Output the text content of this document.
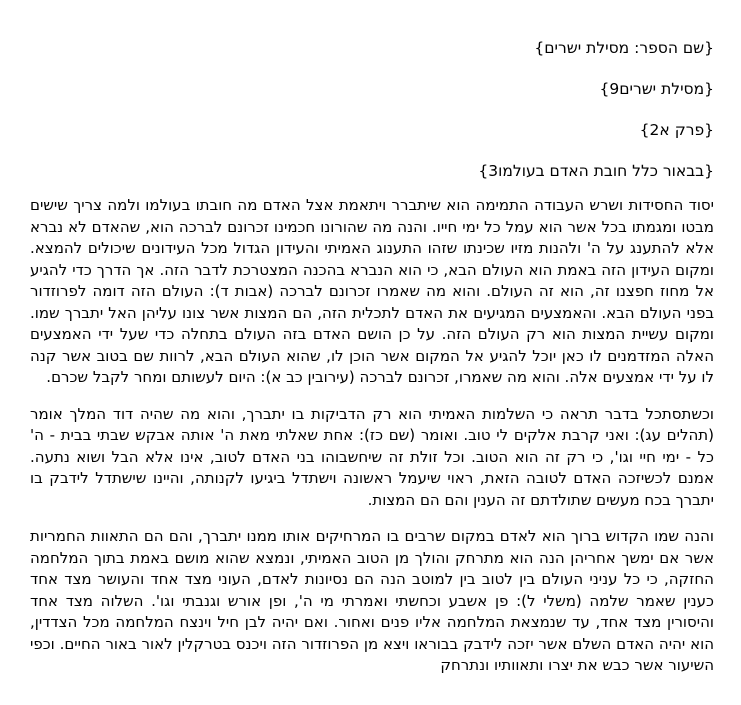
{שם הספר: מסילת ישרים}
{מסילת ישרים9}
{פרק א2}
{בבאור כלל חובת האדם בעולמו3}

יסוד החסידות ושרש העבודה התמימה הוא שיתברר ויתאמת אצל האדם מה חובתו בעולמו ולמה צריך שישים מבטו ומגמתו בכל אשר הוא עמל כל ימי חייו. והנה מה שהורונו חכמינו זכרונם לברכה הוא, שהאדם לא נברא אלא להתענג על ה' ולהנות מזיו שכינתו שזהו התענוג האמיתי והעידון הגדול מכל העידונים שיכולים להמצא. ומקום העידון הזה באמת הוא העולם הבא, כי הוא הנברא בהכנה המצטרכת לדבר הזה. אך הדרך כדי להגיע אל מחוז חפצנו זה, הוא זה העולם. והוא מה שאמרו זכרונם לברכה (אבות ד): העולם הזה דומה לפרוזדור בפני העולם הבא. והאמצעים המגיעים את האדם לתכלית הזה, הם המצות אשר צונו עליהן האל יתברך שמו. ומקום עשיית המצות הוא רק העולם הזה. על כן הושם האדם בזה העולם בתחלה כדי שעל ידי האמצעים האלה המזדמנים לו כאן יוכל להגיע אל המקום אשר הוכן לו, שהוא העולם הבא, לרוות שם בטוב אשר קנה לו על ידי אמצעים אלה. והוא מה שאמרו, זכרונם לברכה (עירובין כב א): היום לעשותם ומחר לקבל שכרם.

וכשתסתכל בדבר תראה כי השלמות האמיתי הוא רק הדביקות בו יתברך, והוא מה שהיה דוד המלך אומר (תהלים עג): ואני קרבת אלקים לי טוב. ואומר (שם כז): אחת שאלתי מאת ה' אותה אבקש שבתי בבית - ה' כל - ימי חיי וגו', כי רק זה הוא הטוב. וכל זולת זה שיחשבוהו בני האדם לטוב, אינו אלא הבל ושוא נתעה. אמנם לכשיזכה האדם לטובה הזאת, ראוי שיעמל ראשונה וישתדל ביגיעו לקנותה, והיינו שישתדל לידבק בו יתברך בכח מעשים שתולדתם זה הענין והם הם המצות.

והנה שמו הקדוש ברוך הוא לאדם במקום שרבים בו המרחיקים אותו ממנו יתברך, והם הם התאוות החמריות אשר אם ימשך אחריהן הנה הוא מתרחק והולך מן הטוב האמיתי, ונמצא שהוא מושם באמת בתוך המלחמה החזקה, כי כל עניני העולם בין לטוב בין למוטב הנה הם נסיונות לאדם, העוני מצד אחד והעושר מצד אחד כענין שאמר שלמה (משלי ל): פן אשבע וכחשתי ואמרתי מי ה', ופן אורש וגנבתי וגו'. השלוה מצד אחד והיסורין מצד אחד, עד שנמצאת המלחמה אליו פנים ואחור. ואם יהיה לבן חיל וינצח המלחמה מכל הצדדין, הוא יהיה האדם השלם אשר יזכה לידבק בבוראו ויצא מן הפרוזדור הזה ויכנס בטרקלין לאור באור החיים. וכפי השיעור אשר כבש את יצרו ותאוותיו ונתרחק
...
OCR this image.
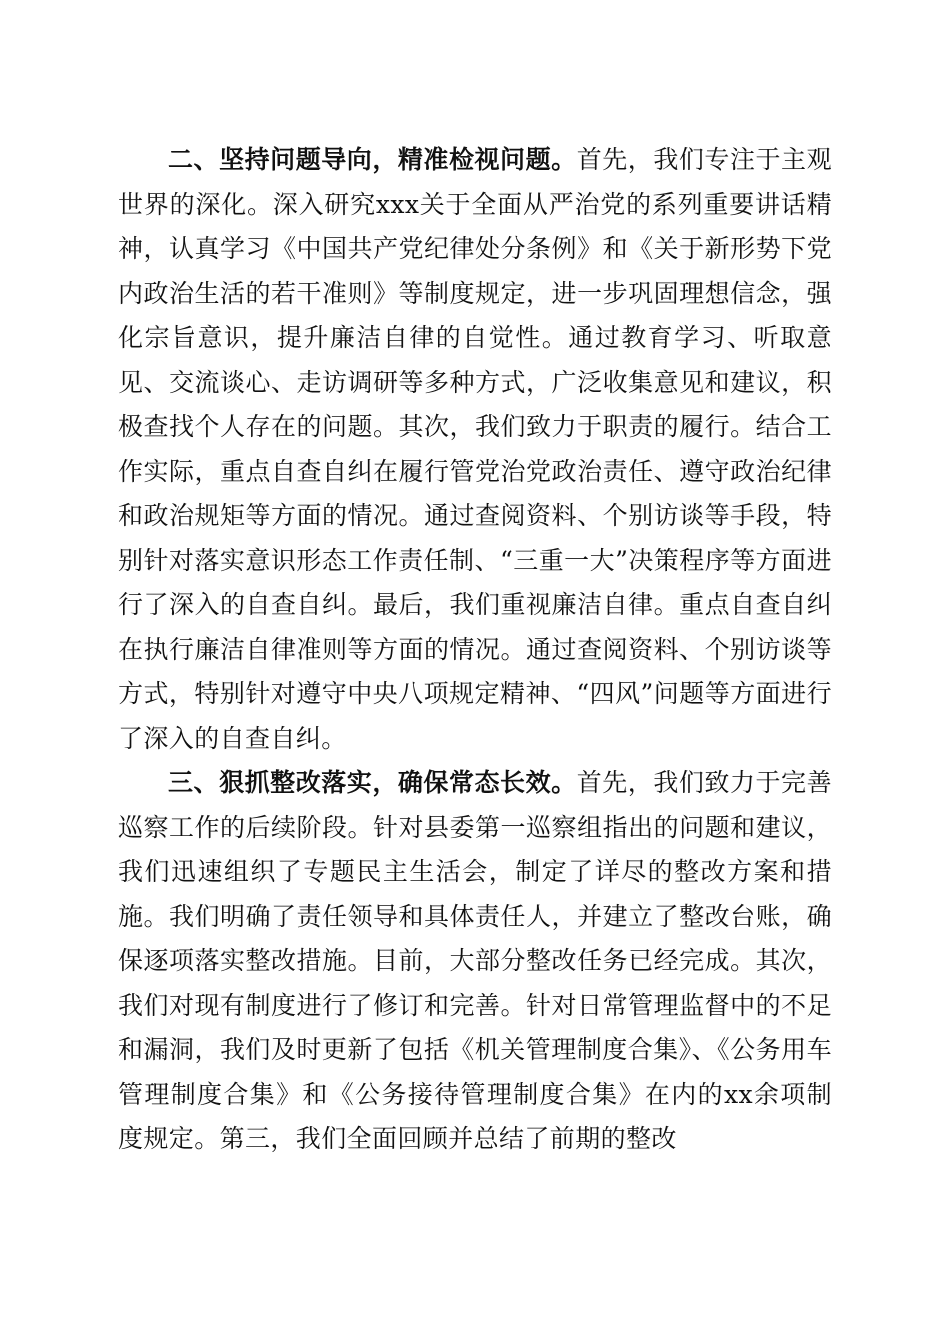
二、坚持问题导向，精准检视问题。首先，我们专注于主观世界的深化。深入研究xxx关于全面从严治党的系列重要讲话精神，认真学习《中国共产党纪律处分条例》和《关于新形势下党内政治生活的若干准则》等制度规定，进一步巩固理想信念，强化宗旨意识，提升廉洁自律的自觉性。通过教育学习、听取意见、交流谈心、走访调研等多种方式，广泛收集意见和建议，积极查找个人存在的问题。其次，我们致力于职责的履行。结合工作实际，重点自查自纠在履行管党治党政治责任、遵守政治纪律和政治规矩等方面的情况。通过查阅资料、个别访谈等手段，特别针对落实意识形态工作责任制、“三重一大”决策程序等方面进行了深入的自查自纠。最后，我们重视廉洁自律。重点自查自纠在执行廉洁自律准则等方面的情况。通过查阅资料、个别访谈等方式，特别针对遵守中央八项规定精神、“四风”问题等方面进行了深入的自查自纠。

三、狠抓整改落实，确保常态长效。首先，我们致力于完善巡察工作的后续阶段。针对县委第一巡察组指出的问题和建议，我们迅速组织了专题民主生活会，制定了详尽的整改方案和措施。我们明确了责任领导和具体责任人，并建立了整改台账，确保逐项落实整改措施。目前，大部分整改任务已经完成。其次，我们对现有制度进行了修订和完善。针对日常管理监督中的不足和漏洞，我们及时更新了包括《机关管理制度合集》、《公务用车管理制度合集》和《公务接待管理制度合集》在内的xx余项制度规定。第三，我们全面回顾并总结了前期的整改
--
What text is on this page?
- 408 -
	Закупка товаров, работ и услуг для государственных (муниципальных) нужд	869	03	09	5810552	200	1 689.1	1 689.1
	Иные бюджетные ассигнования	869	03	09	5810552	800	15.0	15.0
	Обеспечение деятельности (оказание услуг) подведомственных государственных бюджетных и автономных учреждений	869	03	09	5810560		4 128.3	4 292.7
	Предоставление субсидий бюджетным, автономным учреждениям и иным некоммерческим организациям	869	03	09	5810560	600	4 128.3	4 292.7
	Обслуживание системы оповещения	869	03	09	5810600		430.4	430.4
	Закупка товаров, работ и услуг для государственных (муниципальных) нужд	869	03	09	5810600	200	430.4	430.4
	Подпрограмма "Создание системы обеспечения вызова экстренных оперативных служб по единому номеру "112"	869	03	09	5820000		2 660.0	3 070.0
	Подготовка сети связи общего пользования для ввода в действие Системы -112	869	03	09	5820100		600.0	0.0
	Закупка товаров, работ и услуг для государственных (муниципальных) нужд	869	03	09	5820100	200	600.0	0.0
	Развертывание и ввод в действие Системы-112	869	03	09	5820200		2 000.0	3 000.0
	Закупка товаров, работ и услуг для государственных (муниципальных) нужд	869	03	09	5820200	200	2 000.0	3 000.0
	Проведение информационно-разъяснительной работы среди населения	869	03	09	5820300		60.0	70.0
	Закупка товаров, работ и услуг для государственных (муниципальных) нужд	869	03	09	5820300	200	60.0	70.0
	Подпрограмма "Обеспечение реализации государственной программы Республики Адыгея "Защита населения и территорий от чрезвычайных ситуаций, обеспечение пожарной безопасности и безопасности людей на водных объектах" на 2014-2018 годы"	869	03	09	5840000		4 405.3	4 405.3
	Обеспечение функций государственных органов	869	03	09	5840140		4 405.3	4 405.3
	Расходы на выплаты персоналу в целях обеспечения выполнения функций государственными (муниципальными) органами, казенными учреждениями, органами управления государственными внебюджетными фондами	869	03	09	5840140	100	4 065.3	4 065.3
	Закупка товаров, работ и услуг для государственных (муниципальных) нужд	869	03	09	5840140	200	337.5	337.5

PROBLEM DESCRIPTION →
Your task is to gather every line with the word "нужд" and copy it.

ANSWER TO THE TASK →
	Закупка товаров, работ и услуг для государственных (муниципальных) нужд	869	03	09	5810552	200	1 689.1	1 689.1
	Закупка товаров, работ и услуг для государственных (муниципальных) нужд	869	03	09	5810600	200	430.4	430.4
	Закупка товаров, работ и услуг для государственных (муниципальных) нужд	869	03	09	5820100	200	600.0	0.0
	Закупка товаров, работ и услуг для государственных (муниципальных) нужд	869	03	09	5820200	200	2 000.0	3 000.0
	Закупка товаров, работ и услуг для государственных (муниципальных) нужд	869	03	09	5820300	200	60.0	70.0
	Закупка товаров, работ и услуг для государственных (муниципальных) нужд	869	03	09	5840140	200	337.5	337.5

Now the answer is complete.